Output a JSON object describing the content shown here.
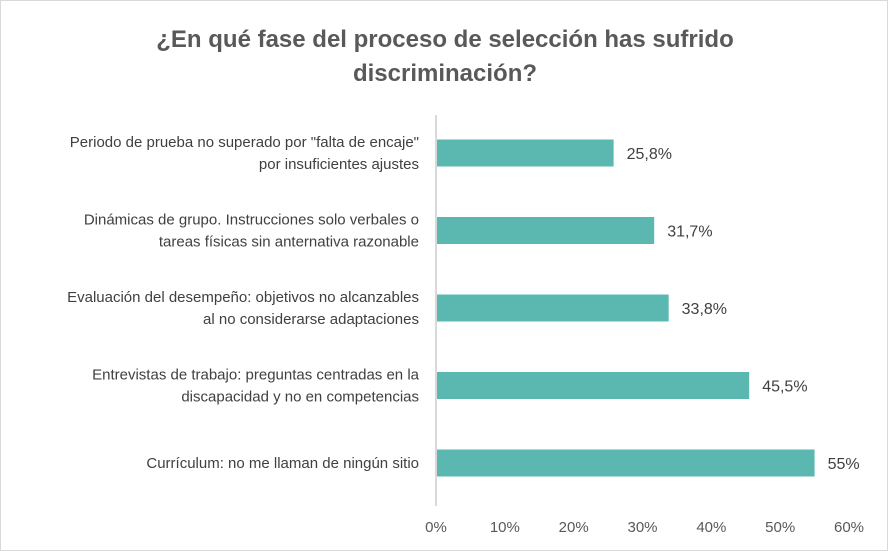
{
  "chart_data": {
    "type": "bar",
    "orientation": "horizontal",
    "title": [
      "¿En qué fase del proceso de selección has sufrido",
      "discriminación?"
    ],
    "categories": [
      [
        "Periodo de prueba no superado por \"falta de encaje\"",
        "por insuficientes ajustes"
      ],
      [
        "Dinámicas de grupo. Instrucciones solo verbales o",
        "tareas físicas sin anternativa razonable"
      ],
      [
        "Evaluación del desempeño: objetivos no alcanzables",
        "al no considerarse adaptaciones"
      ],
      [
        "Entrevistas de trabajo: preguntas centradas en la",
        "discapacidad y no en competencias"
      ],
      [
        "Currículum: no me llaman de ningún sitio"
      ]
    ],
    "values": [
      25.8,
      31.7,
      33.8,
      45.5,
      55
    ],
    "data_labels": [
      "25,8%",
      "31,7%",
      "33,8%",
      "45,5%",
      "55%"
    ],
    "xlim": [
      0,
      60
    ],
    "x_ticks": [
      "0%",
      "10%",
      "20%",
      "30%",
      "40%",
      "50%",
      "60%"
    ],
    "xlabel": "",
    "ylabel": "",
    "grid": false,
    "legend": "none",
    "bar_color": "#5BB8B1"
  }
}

══════════════════════════════

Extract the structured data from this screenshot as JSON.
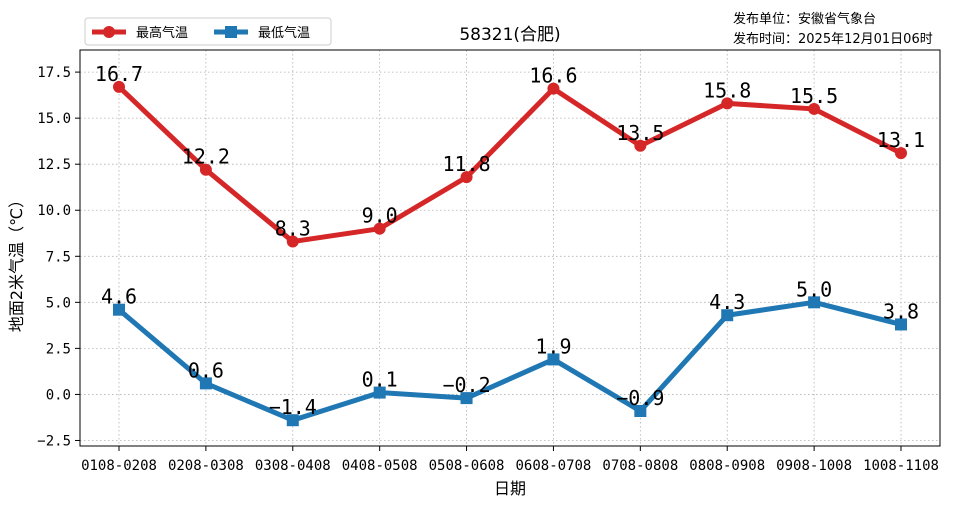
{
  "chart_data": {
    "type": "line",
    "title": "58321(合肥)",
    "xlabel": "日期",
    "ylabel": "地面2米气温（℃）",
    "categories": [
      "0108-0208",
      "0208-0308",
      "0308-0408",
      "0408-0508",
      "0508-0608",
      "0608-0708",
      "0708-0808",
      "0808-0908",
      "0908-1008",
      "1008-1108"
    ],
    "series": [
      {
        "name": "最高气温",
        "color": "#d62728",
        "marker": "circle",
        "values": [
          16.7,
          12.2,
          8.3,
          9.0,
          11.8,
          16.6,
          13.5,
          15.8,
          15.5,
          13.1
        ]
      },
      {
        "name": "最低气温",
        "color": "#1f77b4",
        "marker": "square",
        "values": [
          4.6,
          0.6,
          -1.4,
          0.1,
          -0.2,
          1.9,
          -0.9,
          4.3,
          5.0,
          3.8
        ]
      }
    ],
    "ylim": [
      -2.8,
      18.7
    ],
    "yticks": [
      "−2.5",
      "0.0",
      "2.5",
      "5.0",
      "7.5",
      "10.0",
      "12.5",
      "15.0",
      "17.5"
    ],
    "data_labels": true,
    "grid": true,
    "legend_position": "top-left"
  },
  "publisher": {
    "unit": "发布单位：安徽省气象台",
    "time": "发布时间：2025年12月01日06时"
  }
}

══════════════════════════════

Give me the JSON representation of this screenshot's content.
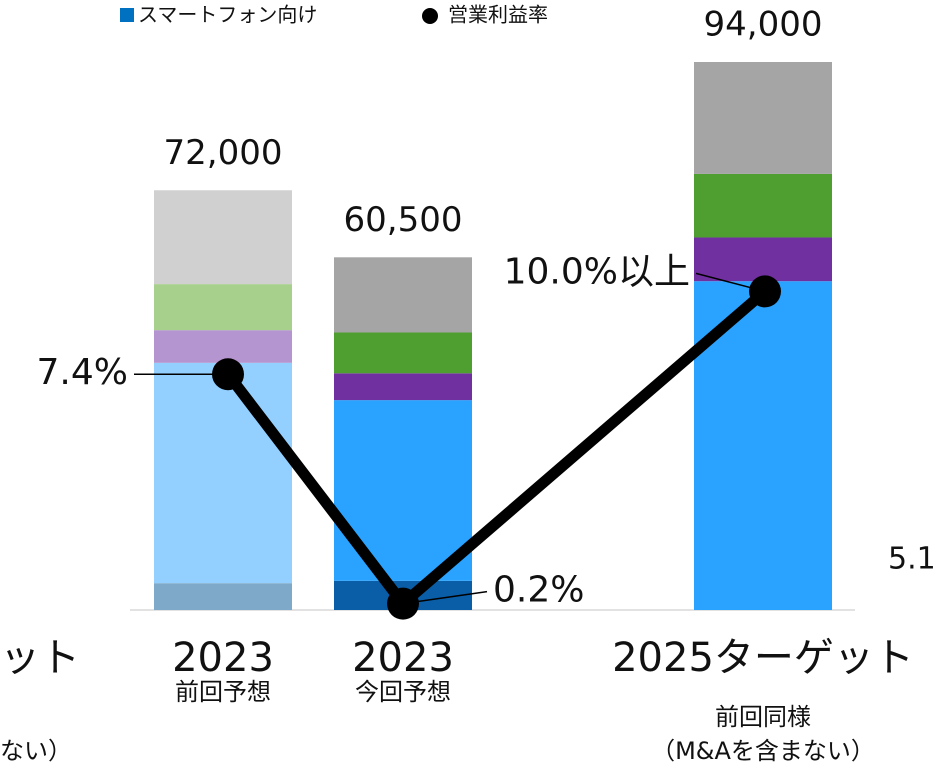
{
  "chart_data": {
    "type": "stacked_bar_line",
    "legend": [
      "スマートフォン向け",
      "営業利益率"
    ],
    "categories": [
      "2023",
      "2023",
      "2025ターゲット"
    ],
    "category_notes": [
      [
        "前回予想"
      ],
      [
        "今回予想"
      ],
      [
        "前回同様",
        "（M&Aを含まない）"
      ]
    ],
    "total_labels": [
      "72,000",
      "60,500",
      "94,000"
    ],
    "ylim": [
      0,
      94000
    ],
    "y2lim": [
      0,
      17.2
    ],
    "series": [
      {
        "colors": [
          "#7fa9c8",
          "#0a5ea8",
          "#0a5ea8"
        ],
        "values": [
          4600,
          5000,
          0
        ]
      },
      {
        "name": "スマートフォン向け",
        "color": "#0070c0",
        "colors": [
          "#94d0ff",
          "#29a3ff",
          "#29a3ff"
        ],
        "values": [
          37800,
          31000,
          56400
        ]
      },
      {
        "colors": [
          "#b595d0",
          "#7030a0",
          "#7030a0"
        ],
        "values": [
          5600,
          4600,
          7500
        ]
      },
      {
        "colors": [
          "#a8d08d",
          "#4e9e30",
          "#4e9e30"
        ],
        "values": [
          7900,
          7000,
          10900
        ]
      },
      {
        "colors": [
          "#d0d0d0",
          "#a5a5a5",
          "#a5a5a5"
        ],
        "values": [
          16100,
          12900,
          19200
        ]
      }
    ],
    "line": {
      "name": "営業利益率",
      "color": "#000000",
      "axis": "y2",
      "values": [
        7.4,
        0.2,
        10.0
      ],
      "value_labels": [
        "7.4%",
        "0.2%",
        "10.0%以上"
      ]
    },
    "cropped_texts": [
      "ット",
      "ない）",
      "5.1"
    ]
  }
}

══════════════════════════════

▶ **Goal of the exercise**
Find every line above that contains the word "JSON", and return each one.

▶ **The completed task**
Output a JSON object describing the content shown here.
Extract the structured data from this screenshot as JSON.
Give me the JSON representation of this screenshot's content.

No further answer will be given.